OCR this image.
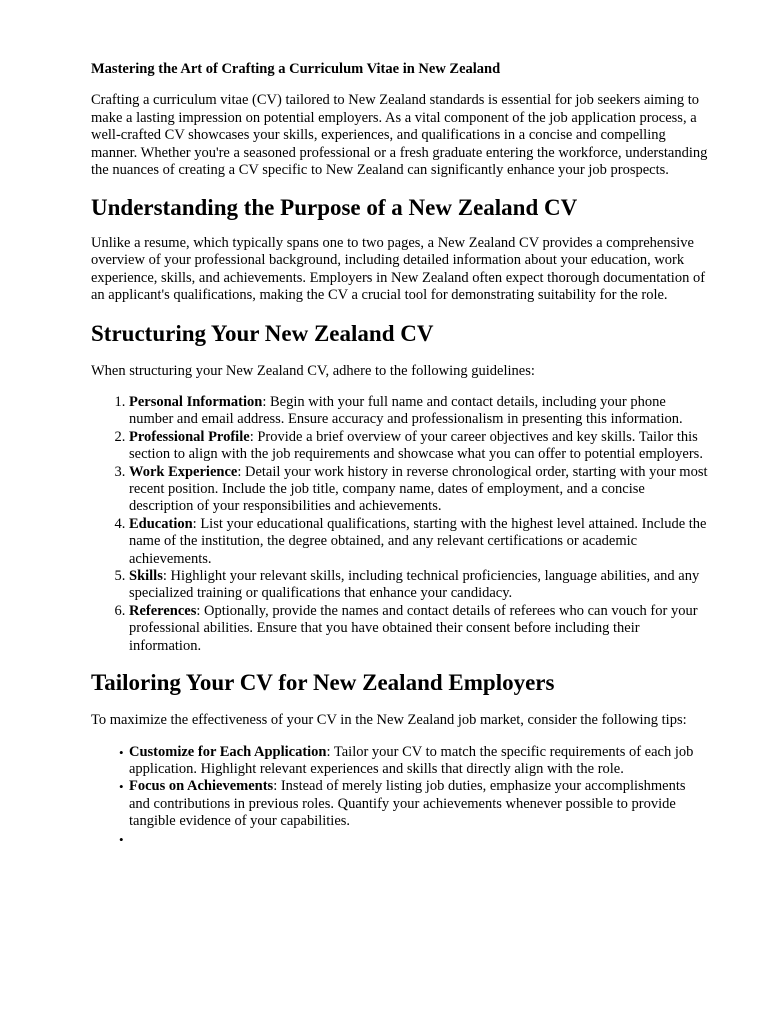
Mastering the Art of Crafting a Curriculum Vitae in New Zealand

Crafting a curriculum vitae (CV) tailored to New Zealand standards is essential for job seekers aiming to make a lasting impression on potential employers. As a vital component of the job application process, a well-crafted CV showcases your skills, experiences, and qualifications in a concise and compelling manner. Whether you're a seasoned professional or a fresh graduate entering the workforce, understanding the nuances of creating a CV specific to New Zealand can significantly enhance your job prospects.

Understanding the Purpose of a New Zealand CV

Unlike a resume, which typically spans one to two pages, a New Zealand CV provides a comprehensive overview of your professional background, including detailed information about your education, work experience, skills, and achievements. Employers in New Zealand often expect thorough documentation of an applicant's qualifications, making the CV a crucial tool for demonstrating suitability for the role.

Structuring Your New Zealand CV

When structuring your New Zealand CV, adhere to the following guidelines:

1. Personal Information: Begin with your full name and contact details, including your phone number and email address. Ensure accuracy and professionalism in presenting this information.
2. Professional Profile: Provide a brief overview of your career objectives and key skills. Tailor this section to align with the job requirements and showcase what you can offer to potential employers.
3. Work Experience: Detail your work history in reverse chronological order, starting with your most recent position. Include the job title, company name, dates of employment, and a concise description of your responsibilities and achievements.
4. Education: List your educational qualifications, starting with the highest level attained. Include the name of the institution, the degree obtained, and any relevant certifications or academic achievements.
5. Skills: Highlight your relevant skills, including technical proficiencies, language abilities, and any specialized training or qualifications that enhance your candidacy.
6. References: Optionally, provide the names and contact details of referees who can vouch for your professional abilities. Ensure that you have obtained their consent before including their information.
Tailoring Your CV for New Zealand Employers

To maximize the effectiveness of your CV in the New Zealand job market, consider the following tips:

• Customize for Each Application: Tailor your CV to match the specific requirements of each job application. Highlight relevant experiences and skills that directly align with the role.
• Focus on Achievements: Instead of merely listing job duties, emphasize your accomplishments and contributions in previous roles. Quantify your achievements whenever possible to provide tangible evidence of your capabilities.
•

· · ·

* Given task:
With the pictures left out, transcribe the material exactly.

* Solution for this problem:
OCR this image.
Mastering the Art of Crafting a Curriculum Vitae in New Zealand

Crafting a curriculum vitae (CV) tailored to New Zealand standards is essential for job seekers aiming to make a lasting impression on potential employers. As a vital component of the job application process, a well-crafted CV showcases your skills, experiences, and qualifications in a concise and compelling manner. Whether you're a seasoned professional or a fresh graduate entering the workforce, understanding the nuances of creating a CV specific to New Zealand can significantly enhance your job prospects.

Understanding the Purpose of a New Zealand CV

Unlike a resume, which typically spans one to two pages, a New Zealand CV provides a comprehensive overview of your professional background, including detailed information about your education, work experience, skills, and achievements. Employers in New Zealand often expect thorough documentation of an applicant's qualifications, making the CV a crucial tool for demonstrating suitability for the role.

Structuring Your New Zealand CV

When structuring your New Zealand CV, adhere to the following guidelines:

1. Personal Information: Begin with your full name and contact details, including your phone number and email address. Ensure accuracy and professionalism in presenting this information.
2. Professional Profile: Provide a brief overview of your career objectives and key skills. Tailor this section to align with the job requirements and showcase what you can offer to potential employers.
3. Work Experience: Detail your work history in reverse chronological order, starting with your most recent position. Include the job title, company name, dates of employment, and a concise description of your responsibilities and achievements.
4. Education: List your educational qualifications, starting with the highest level attained. Include the name of the institution, the degree obtained, and any relevant certifications or academic achievements.
5. Skills: Highlight your relevant skills, including technical proficiencies, language abilities, and any specialized training or qualifications that enhance your candidacy.
6. References: Optionally, provide the names and contact details of referees who can vouch for your professional abilities. Ensure that you have obtained their consent before including their information.
Tailoring Your CV for New Zealand Employers

To maximize the effectiveness of your CV in the New Zealand job market, consider the following tips:

• Customize for Each Application: Tailor your CV to match the specific requirements of each job application. Highlight relevant experiences and skills that directly align with the role.
• Focus on Achievements: Instead of merely listing job duties, emphasize your accomplishments and contributions in previous roles. Quantify your achievements whenever possible to provide tangible evidence of your capabilities.
•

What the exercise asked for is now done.